### What you have to do:
Of the lines in the data below, count the ones holding the string "أعلى", and answer with that number only.

### Supplied records:
>> Begin
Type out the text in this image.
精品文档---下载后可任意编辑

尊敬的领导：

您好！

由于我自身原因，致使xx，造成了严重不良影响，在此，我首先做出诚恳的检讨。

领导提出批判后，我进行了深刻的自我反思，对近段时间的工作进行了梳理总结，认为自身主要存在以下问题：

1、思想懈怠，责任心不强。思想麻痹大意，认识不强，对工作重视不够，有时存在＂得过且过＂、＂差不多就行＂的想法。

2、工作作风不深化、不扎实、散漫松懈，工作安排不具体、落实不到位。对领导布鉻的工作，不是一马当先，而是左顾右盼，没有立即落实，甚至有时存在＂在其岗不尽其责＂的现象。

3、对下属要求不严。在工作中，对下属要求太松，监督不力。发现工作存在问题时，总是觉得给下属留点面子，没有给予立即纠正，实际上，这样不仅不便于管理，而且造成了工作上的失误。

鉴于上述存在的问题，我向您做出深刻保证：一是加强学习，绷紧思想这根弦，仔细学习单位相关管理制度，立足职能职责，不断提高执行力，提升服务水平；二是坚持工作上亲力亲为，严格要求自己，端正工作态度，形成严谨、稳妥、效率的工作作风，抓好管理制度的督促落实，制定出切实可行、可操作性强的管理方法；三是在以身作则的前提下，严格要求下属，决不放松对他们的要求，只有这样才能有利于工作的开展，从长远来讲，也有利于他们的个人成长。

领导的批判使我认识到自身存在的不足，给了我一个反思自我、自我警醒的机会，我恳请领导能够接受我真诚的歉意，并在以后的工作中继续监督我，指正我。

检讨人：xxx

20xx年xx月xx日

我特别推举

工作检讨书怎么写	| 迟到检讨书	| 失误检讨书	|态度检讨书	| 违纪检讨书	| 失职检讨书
>> End
>> Begin
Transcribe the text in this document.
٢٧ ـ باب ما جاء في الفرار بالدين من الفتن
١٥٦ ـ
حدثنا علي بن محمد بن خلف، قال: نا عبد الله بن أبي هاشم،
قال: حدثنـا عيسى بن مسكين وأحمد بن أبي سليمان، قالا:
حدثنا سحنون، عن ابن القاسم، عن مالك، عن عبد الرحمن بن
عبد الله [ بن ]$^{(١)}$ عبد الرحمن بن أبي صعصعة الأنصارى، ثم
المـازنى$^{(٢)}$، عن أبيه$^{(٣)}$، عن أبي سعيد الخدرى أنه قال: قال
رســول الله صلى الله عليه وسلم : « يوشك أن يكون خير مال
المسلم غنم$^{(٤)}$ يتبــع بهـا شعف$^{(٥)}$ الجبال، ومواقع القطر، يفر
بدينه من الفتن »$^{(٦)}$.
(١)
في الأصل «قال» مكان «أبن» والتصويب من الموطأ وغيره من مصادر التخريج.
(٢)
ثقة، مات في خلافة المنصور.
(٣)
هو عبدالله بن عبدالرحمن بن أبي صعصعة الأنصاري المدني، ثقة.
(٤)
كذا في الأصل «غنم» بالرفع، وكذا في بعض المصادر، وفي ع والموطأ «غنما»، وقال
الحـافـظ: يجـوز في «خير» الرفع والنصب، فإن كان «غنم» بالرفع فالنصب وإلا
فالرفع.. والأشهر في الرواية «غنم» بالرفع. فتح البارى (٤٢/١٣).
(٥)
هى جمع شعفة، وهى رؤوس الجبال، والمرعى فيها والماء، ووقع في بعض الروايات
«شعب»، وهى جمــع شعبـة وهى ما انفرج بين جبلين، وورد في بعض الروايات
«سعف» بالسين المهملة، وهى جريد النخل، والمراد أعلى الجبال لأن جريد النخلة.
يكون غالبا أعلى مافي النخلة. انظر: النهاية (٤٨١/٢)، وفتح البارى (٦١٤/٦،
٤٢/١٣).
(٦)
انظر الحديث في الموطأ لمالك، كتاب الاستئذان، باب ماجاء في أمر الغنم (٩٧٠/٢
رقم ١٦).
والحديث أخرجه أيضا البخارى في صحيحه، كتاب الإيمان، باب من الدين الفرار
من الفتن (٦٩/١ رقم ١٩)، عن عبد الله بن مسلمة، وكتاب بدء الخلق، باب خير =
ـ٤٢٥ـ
>> End
### Answer:
2